How Reliable Is a Child’s Memory or Testimony in Court?

In allegations of sexual misconduct within a family, a key witness may be a child who was either involved in the alleged incident or who saw it happen. But can you actually trust the accounts that these children give when they’re trying to recall past events?

For instance, say you are accused of inappropriate sexual actions involving a stepchild. You remarried, your new spouse had a child from their marriage before they met you, and it is now this child — and possibly your new spouse — who is accusing you. No one else was home at the time that the incident supposedly occurred. If the child gives testimony of what they say happened, should the jury listen to them, or is there a chance that the child is just making the whole thing up?

There can be a lot of questions about children as witnesses. While they can be trustworthy in some cases, they also have “less developed memories” and are more open to suggestion. This could mean that they are easily influenced by outside sources — including from their other parent or investigators. The child may come to believe they remember something that never happened.

* **WORK TO COMPLETE**:
**A.** Rewrite the passage on child testimony starting at "There can be" and ending at "that never happened.", replacing "investigators" with "detectives".
**B.** Carry on the passage about children's memory as court witnesses, picking up after its final sentence.

(Records from a dataset)
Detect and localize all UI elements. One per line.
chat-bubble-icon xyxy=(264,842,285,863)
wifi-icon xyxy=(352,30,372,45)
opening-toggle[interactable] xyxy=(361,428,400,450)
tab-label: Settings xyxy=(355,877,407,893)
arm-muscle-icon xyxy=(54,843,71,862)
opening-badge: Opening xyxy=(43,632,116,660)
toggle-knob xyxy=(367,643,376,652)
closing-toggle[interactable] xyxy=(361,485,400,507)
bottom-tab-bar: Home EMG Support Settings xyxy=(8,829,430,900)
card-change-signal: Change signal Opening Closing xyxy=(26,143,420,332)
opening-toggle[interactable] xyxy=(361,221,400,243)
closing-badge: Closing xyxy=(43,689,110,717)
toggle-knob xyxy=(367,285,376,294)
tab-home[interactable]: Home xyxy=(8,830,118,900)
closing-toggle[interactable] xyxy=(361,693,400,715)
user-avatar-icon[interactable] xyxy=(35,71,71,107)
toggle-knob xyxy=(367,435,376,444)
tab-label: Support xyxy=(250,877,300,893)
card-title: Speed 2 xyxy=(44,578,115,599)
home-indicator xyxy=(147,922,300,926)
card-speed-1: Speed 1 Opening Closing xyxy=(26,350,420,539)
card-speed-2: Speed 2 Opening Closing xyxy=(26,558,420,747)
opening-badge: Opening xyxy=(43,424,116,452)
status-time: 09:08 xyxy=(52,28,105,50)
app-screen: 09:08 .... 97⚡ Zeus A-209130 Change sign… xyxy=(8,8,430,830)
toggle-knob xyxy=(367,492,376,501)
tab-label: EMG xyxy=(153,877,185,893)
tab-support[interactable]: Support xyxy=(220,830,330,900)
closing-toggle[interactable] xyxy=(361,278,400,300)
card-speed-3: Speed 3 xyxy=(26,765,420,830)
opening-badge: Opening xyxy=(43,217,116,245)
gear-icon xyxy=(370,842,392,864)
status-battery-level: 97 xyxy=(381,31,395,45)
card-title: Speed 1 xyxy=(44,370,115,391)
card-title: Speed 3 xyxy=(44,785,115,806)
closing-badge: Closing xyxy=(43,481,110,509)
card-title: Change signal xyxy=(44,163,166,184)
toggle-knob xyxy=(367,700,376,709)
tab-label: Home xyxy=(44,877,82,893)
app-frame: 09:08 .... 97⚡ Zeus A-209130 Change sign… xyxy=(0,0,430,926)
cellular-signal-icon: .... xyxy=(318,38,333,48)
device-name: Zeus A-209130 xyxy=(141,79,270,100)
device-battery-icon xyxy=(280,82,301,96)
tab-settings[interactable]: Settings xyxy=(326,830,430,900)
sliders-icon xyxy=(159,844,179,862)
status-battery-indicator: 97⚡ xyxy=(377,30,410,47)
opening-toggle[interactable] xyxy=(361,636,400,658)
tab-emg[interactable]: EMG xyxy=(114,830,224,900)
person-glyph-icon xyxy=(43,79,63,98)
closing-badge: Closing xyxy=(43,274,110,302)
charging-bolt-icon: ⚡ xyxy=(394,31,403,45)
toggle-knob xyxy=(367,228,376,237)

* **RESPONSE LIST**:
**A.**
There can be a lot of questions about children as witnesses. While they can be trustworthy in some cases, they also have “less developed memories” and are more open to suggestion. This could mean that they are easily influenced by outside sources — including from their other parent or detectives. The child may come to believe they remember something that never happened.

**B.**
Maybe you were home alone with the child, for example, but the events did not cross any sexual lines. You may suspect that the child has been “coached” by their other parent to testify against you. Maybe this is a product of that parent’s paranoia and they are projecting their own concerns onto the child. The child then goes along with it, naturally trusting the parent and misinterpreting what happened. 

You can imagine how problematic this is if there is only one witness and they’re not giving an accurate account due to their age. You absolutely need to know what legal defense options you have.